Dataset entries on figures
<<<<

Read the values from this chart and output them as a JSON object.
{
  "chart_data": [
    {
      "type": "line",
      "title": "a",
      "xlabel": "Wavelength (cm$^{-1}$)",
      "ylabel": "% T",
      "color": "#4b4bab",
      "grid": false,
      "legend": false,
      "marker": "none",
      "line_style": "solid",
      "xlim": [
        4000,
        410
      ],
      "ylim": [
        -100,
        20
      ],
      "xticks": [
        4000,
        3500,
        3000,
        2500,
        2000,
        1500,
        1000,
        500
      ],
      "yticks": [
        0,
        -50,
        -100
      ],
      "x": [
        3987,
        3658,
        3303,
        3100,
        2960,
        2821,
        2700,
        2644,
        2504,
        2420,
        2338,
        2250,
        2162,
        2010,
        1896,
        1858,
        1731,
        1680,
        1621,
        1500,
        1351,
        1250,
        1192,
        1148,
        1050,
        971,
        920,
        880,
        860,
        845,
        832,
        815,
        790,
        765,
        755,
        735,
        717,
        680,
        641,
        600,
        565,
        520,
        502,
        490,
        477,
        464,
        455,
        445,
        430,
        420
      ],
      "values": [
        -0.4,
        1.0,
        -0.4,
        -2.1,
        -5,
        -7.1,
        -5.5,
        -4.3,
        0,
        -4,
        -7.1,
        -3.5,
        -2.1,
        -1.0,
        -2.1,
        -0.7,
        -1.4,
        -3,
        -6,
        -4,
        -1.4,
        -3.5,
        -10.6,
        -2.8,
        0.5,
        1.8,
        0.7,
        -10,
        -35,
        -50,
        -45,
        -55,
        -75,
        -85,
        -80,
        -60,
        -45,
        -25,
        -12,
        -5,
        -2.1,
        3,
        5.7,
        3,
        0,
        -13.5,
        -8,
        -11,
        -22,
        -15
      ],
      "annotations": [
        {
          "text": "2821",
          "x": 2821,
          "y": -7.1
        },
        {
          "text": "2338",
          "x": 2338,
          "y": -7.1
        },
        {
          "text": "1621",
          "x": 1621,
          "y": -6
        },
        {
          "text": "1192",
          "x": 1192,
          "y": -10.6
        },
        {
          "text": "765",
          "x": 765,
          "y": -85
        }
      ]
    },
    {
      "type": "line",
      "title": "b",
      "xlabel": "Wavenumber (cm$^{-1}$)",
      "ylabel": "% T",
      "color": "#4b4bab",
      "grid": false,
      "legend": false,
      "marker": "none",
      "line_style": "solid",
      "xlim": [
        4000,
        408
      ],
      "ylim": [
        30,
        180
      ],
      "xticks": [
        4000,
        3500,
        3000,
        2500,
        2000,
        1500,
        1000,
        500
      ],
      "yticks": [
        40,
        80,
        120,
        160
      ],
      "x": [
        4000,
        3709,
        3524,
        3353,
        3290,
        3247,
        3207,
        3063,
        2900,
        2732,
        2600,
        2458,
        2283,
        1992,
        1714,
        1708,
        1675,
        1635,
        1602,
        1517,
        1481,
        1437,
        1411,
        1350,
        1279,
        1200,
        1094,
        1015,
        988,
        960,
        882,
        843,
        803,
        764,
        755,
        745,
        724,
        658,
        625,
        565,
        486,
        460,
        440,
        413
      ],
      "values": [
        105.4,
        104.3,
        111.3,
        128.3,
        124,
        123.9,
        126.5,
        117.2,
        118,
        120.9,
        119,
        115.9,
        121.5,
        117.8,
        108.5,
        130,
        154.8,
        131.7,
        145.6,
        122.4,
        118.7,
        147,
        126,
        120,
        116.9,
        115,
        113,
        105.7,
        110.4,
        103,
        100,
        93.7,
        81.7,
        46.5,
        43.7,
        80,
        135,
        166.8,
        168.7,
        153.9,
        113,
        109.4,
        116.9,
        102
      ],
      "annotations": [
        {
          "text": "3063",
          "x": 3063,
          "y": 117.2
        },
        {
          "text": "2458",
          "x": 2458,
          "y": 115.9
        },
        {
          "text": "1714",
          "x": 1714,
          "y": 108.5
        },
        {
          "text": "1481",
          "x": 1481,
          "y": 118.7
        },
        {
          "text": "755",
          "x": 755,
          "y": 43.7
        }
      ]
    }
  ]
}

>>>>

§ **The problem**
Each entry above is to be set down again in exactly the same words.

§ **Result of this task**
Read the values from this chart and output them as a JSON object.
{
  "chart_data": [
    {
      "type": "line",
      "title": "a",
      "xlabel": "Wavelength (cm$^{-1}$)",
      "ylabel": "% T",
      "color": "#4b4bab",
      "grid": false,
      "legend": false,
      "marker": "none",
      "line_style": "solid",
      "xlim": [
        4000,
        410
      ],
      "ylim": [
        -100,
        20
      ],
      "xticks": [
        4000,
        3500,
        3000,
        2500,
        2000,
        1500,
        1000,
        500
      ],
      "yticks": [
        0,
        -50,
        -100
      ],
      "x": [
        3987,
        3658,
        3303,
        3100,
        2960,
        2821,
        2700,
        2644,
        2504,
        2420,
        2338,
        2250,
        2162,
        2010,
        1896,
        1858,
        1731,
        1680,
        1621,
        1500,
        1351,
        1250,
        1192,
        1148,
        1050,
        971,
        920,
        880,
        860,
        845,
        832,
        815,
        790,
        765,
        755,
        735,
        717,
        680,
        641,
        600,
        565,
        520,
        502,
        490,
        477,
        464,
        455,
        445,
        430,
        420
      ],
      "values": [
        -0.4,
        1.0,
        -0.4,
        -2.1,
        -5,
        -7.1,
        -5.5,
        -4.3,
        0,
        -4,
        -7.1,
        -3.5,
        -2.1,
        -1.0,
        -2.1,
        -0.7,
        -1.4,
        -3,
        -6,
        -4,
        -1.4,
        -3.5,
        -10.6,
        -2.8,
        0.5,
        1.8,
        0.7,
        -10,
        -35,
        -50,
        -45,
        -55,
        -75,
        -85,
        -80,
        -60,
        -45,
        -25,
        -12,
        -5,
        -2.1,
        3,
        5.7,
        3,
        0,
        -13.5,
        -8,
        -11,
        -22,
        -15
      ],
      "annotations": [
        {
          "text": "2821",
          "x": 2821,
          "y": -7.1
        },
        {
          "text": "2338",
          "x": 2338,
          "y": -7.1
        },
        {
          "text": "1621",
          "x": 1621,
          "y": -6
        },
        {
          "text": "1192",
          "x": 1192,
          "y": -10.6
        },
        {
          "text": "765",
          "x": 765,
          "y": -85
        }
      ]
    },
    {
      "type": "line",
      "title": "b",
      "xlabel": "Wavenumber (cm$^{-1}$)",
      "ylabel": "% T",
      "color": "#4b4bab",
      "grid": false,
      "legend": false,
      "marker": "none",
      "line_style": "solid",
      "xlim": [
        4000,
        408
      ],
      "ylim": [
        30,
        180
      ],
      "xticks": [
        4000,
        3500,
        3000,
        2500,
        2000,
        1500,
        1000,
        500
      ],
      "yticks": [
        40,
        80,
        120,
        160
      ],
      "x": [
        4000,
        3709,
        3524,
        3353,
        3290,
        3247,
        3207,
        3063,
        2900,
        2732,
        2600,
        2458,
        2283,
        1992,
        1714,
        1708,
        1675,
        1635,
        1602,
        1517,
        1481,
        1437,
        1411,
        1350,
        1279,
        1200,
        1094,
        1015,
        988,
        960,
        882,
        843,
        803,
        764,
        755,
        745,
        724,
        658,
        625,
        565,
        486,
        460,
        440,
        413
      ],
      "values": [
        105.4,
        104.3,
        111.3,
        128.3,
        124,
        123.9,
        126.5,
        117.2,
        118,
        120.9,
        119,
        115.9,
        121.5,
        117.8,
        108.5,
        130,
        154.8,
        131.7,
        145.6,
        122.4,
        118.7,
        147,
        126,
        120,
        116.9,
        115,
        113,
        105.7,
        110.4,
        103,
        100,
        93.7,
        81.7,
        46.5,
        43.7,
        80,
        135,
        166.8,
        168.7,
        153.9,
        113,
        109.4,
        116.9,
        102
      ],
      "annotations": [
        {
          "text": "3063",
          "x": 3063,
          "y": 117.2
        },
        {
          "text": "2458",
          "x": 2458,
          "y": 115.9
        },
        {
          "text": "1714",
          "x": 1714,
          "y": 108.5
        },
        {
          "text": "1481",
          "x": 1481,
          "y": 118.7
        },
        {
          "text": "755",
          "x": 755,
          "y": 43.7
        }
      ]
    }
  ]
}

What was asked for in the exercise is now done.